## Exercise:
Report the number of lines where the string "name" occurs, and write nothing else.

## Data entries for graphics:
## Start

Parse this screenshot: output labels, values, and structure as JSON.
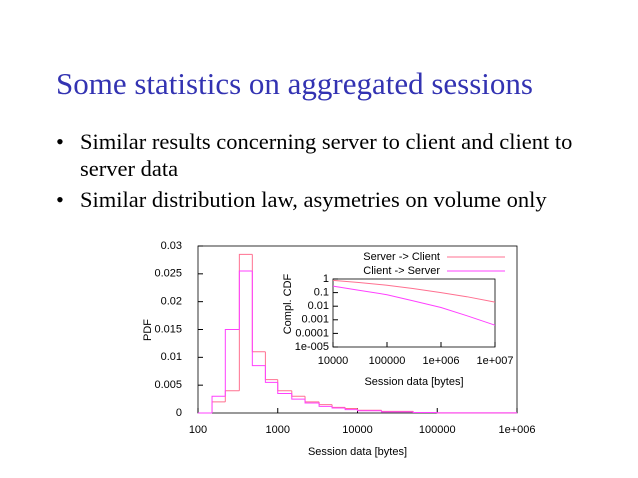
{
  "title": "Some statistics on aggregated sessions",
  "bullets": [
    "Similar results concerning server to client and client to server data",
    "Similar distribution law, asymetries on volume only"
  ],
  "chart_data": [
    {
      "type": "histogram",
      "xlabel": "Session data [bytes]",
      "ylabel": "PDF",
      "xscale": "log",
      "bins": [
        100,
        150,
        220,
        330,
        480,
        700,
        1000,
        1500,
        2200,
        3300,
        4800,
        7000,
        10000,
        20000,
        50000,
        100000,
        1000000
      ],
      "series": [
        {
          "name": "Server -> Client",
          "color": "#ff7090",
          "values": [
            0,
            0.002,
            0.004,
            0.0285,
            0.011,
            0.006,
            0.004,
            0.003,
            0.002,
            0.0015,
            0.001,
            0.0008,
            0.0005,
            0.0003,
            0.0001,
            3e-05
          ]
        },
        {
          "name": "Client -> Server",
          "color": "#ff40ff",
          "values": [
            0,
            0.003,
            0.015,
            0.0255,
            0.0085,
            0.0055,
            0.0035,
            0.0025,
            0.0018,
            0.0012,
            0.0009,
            0.0006,
            0.0004,
            0.0002,
            0.0001,
            3e-05
          ]
        }
      ],
      "xlim": [
        100,
        1000000
      ],
      "xticks": [
        100,
        1000,
        10000,
        100000,
        {
          "value": 1000000,
          "label": "1e+006"
        }
      ],
      "ylim": [
        0,
        0.03
      ],
      "yticks": [
        0,
        0.005,
        0.01,
        0.015,
        0.02,
        0.025,
        0.03
      ],
      "legend": "top-right"
    },
    {
      "type": "line",
      "xlabel": "Session data [bytes]",
      "ylabel": "Compl. CDF",
      "xscale": "log",
      "yscale": "log",
      "x": [
        10000,
        30000,
        100000,
        300000,
        1000000,
        3000000,
        10000000
      ],
      "series": [
        {
          "color": "#ff7090",
          "values": [
            0.8,
            0.55,
            0.35,
            0.2,
            0.1,
            0.05,
            0.02
          ]
        },
        {
          "color": "#ff40ff",
          "values": [
            0.3,
            0.15,
            0.07,
            0.025,
            0.008,
            0.002,
            0.0004
          ]
        }
      ],
      "xlim": [
        10000,
        10000000
      ],
      "xticks": [
        10000,
        100000,
        {
          "value": 1000000,
          "label": "1e+006"
        },
        {
          "value": 10000000,
          "label": "1e+007"
        }
      ],
      "ylim": [
        1e-05,
        1
      ],
      "yticks": [
        1,
        0.1,
        0.01,
        0.001,
        0.0001,
        {
          "value": 1e-05,
          "label": "1e-005"
        }
      ]
    }
  ]
}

## End

## Solution to the exercise:
2